## TEXT TO READ
══════════

There are quiet a few Python distributions out there (see [here](https://wiki.python.org/moin/PythonDistributions)).<br>
They all are build around the reference implemenation of Python called [CPython](https://www.python.org/doc/).<br>
The main difference between them is the packages they come preloaded with (check out [this article](https://www.infoworld.com/article/3267976/python/anaconda-cpython-pypy-and-more-know-your-python-distributions.html)). <br>

For data science and machine learning the [Anaconda](https://www.anaconda.com/what-is-anaconda/) distribution of Python is the most popular.<br>
Please install it by following the step-by-step instructions:

* <a href="https://docs.anaconda.com/anaconda/install/" target="_blank">Install Anaconda</a>

**Note**: During the installation you will be asked whether you want to install Visual Studio Code. Please install that as well.<br><br>


Upon the completion of the installation:

- Open the terminal (or Anaconda prompt on Windows) and run:`jupyter notebook`<br>
If a jupyter notebook has opened in your browser, it means that everything went well and you have a reason to celebrate!<br>
If not, go back to the installation instructions and make sure that you have followed them closely.

- To prepare the VS Code environment please look at the [Python in VS Code](https://code.visualstudio.com/docs/languages/python) page.<br>
Make sure that you have managed to run the `hello.py` file you are asked to create.

---
---
---

### Table of Contents:
1. [Python Environment](#one)

   - Jupyter Notebooks
   - Jupyter Lab
   - IDEs
   

2. [Package management](#two)

   - Numpy, Pandas, Scikit-Learn
   - Plotting
     - Matplotlib
     - Plotly
     - Bokeh


3. [Types, Variables](#three)

4. [Control Structures](#four)

5. [Functions](#five)

6. [Fast Python](#six)
   - Numba, Cython, etc
   - `pybind11`
   

7. [OOP and Packaging](#seven)

8. [Files](#eight)

9. [Data Analysis](#nine)

[The Python Totorial](https://docs.python.org/3/tutorial/index.html)

---
## 1. Python Environment <a class="anchor" id="one"></a>


- **Jupyter Notebooks**<br><br>

- **Jupyter Lab**<br><br>

- **IDEs**

In [None]:
print('Hello world!')

══════════

## DATA RECORDS
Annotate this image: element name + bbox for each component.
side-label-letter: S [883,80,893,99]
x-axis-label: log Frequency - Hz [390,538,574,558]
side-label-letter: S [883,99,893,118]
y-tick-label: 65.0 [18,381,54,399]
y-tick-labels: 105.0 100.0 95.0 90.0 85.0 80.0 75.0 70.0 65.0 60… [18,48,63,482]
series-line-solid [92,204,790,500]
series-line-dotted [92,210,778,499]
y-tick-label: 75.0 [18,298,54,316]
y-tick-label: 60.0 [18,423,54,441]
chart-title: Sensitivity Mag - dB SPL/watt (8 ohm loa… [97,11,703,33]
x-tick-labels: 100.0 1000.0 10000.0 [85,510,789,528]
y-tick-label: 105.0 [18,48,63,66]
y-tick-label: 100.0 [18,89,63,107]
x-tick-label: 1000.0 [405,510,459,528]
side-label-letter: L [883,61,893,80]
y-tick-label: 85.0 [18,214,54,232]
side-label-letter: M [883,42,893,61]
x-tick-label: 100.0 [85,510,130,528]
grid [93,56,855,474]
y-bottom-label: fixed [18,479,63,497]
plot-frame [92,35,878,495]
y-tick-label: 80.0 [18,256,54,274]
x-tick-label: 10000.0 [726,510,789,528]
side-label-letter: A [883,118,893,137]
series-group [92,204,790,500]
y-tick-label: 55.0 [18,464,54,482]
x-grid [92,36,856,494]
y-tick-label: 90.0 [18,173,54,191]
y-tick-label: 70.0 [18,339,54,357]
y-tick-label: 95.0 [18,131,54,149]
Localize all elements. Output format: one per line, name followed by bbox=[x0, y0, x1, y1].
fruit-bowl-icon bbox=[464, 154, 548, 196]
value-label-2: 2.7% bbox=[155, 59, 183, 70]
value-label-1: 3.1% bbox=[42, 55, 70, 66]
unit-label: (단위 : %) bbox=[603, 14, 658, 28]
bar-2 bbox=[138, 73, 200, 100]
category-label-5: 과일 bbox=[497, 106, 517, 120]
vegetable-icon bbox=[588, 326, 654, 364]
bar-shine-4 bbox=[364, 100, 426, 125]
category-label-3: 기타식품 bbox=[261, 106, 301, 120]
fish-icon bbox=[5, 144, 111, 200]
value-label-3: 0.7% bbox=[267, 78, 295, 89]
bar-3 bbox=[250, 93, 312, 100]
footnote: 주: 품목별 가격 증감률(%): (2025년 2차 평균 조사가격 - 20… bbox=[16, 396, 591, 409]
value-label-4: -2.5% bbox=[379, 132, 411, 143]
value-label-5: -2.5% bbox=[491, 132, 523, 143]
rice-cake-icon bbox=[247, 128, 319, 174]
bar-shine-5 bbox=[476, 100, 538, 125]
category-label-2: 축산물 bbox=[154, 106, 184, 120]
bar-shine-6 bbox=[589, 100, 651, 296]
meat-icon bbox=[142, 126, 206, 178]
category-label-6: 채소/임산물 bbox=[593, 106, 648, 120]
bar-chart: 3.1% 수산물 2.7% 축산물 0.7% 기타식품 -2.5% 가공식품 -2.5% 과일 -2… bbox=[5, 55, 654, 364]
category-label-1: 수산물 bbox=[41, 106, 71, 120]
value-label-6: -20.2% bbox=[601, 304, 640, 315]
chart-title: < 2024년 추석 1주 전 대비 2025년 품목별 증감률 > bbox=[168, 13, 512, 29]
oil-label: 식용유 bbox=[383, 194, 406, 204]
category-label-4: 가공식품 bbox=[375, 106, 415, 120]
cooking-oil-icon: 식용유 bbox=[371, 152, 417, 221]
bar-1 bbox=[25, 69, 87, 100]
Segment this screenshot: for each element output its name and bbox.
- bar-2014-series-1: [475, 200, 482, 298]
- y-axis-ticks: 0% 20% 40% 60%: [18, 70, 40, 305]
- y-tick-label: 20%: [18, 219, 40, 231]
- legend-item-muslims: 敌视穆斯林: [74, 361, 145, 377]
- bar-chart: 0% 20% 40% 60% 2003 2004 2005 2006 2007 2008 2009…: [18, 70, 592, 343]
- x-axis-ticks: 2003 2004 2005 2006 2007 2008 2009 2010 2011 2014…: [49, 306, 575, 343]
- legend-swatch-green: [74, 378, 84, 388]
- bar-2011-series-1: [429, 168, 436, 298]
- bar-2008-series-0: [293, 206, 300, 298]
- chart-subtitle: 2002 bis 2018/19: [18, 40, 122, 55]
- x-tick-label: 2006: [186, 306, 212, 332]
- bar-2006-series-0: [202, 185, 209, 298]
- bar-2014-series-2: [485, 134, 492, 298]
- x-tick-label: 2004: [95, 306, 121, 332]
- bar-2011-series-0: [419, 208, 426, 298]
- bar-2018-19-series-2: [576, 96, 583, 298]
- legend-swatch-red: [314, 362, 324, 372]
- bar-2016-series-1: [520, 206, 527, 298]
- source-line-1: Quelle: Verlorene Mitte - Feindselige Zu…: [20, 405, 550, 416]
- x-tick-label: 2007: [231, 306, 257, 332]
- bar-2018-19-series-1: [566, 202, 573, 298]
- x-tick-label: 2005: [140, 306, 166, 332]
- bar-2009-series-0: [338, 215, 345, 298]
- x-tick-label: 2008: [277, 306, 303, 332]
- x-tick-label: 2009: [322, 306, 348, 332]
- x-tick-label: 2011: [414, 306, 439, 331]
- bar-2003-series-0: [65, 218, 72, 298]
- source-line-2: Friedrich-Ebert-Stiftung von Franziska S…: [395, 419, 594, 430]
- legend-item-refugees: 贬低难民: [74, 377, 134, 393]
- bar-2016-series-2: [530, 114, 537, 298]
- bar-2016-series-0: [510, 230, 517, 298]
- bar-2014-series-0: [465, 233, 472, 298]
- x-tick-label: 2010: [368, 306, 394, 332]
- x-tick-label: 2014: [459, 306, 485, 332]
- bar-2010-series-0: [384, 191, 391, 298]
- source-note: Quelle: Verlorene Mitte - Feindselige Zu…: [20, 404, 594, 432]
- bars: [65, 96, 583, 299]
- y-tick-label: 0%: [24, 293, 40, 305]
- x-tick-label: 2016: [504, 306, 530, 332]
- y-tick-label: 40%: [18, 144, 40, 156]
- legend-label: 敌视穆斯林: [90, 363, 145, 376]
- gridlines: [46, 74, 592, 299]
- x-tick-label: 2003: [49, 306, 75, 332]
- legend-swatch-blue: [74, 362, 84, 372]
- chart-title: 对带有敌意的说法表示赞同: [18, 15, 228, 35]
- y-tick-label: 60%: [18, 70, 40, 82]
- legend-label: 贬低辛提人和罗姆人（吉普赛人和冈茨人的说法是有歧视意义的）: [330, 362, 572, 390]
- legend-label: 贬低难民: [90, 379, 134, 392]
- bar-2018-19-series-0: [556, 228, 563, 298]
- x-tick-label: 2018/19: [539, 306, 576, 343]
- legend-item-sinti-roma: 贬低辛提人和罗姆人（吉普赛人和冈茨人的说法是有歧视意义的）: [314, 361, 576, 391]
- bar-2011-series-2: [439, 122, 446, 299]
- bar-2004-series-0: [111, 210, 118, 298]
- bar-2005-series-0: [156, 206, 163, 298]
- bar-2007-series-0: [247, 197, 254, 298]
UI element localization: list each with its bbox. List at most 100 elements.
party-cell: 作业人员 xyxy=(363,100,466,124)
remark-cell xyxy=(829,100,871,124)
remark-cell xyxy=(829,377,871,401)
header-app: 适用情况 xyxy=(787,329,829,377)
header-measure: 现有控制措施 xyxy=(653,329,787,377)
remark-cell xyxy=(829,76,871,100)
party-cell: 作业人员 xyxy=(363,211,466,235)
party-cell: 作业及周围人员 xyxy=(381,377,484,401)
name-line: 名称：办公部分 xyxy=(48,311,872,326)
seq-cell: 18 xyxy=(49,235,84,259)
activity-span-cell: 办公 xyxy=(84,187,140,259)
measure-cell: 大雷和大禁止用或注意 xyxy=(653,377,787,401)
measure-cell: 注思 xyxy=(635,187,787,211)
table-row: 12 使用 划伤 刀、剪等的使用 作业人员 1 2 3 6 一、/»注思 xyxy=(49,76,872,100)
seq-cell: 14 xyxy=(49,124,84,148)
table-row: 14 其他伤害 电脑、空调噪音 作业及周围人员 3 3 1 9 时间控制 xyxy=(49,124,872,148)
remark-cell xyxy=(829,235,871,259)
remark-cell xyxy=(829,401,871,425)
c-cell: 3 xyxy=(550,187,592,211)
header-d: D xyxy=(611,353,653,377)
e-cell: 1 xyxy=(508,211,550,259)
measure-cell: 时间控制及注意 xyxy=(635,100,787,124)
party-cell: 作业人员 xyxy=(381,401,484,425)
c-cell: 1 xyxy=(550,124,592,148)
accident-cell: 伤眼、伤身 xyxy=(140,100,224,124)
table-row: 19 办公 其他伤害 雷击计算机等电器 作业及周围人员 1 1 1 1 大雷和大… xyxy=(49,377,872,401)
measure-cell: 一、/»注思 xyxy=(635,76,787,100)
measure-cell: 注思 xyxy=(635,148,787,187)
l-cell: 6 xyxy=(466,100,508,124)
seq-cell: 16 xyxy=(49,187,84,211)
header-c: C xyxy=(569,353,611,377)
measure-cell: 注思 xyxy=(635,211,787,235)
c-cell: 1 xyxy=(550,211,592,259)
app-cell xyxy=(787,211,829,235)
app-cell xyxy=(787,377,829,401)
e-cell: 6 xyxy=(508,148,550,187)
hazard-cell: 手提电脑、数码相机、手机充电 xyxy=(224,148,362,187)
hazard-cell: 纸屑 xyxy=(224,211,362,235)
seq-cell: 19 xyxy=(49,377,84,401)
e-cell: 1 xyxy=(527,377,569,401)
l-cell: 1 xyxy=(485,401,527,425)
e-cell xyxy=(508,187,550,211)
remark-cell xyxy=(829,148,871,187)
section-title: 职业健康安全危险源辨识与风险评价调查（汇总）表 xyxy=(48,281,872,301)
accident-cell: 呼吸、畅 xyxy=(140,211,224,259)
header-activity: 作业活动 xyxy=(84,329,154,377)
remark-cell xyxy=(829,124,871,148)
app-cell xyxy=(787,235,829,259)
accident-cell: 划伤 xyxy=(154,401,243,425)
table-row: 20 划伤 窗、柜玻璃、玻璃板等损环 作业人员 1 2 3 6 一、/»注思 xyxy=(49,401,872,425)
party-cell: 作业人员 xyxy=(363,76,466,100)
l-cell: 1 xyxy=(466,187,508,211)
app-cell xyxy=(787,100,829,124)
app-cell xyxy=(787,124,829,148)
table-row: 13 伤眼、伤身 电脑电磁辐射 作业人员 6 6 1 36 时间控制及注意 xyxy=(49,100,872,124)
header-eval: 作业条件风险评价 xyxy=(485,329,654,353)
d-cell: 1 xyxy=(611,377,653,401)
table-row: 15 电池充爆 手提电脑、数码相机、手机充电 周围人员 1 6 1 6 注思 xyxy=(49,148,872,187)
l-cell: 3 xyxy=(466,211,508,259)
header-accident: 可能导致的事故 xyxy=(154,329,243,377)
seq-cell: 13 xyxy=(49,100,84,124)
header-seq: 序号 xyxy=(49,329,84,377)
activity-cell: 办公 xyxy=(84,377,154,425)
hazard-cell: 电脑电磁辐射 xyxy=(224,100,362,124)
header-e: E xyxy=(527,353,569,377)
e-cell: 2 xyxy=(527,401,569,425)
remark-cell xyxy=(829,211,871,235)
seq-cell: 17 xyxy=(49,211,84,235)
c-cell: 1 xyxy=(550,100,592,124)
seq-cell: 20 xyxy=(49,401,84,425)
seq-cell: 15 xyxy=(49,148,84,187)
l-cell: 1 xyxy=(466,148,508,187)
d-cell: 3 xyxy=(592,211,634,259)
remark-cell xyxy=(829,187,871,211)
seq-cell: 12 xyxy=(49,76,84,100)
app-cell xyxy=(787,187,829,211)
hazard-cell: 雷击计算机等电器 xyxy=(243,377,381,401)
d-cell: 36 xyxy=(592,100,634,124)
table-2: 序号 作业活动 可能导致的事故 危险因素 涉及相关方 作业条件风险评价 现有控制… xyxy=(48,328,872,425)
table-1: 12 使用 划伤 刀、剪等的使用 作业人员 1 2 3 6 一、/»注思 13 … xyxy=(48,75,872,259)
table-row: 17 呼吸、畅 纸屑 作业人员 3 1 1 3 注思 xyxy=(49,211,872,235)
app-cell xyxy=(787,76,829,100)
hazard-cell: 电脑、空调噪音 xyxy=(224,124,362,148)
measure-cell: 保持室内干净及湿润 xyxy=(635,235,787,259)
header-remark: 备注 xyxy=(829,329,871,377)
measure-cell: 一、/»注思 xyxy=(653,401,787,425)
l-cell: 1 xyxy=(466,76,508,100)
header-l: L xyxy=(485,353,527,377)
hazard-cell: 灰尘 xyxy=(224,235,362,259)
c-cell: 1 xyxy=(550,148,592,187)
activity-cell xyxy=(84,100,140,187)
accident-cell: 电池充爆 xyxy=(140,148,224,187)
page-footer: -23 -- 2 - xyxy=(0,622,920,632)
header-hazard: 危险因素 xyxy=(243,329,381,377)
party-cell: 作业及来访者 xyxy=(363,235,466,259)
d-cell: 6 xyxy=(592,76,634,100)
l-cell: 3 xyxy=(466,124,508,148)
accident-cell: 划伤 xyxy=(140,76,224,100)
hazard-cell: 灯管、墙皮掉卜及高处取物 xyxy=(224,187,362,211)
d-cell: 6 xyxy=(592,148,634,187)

══════════

## REQUIRED TASKS
- a) According to the Python setup text, which Python distribution is the most popular for data science and machine learning?
- b) Using the Python setup text, explain why you should run `jupyter notebook` after installation and what to do if it does not work.
Base your answers only on the Python setup text, not on the data.

## ANSWERS GIVEN
- a) The Anaconda distribution is the most popular for data science and machine learning.

- b) If a Jupyter notebook opens in the browser after you run `jupyter notebook`, the installation went well. If it does not open, go back to the installation instructions and make sure you followed them closely.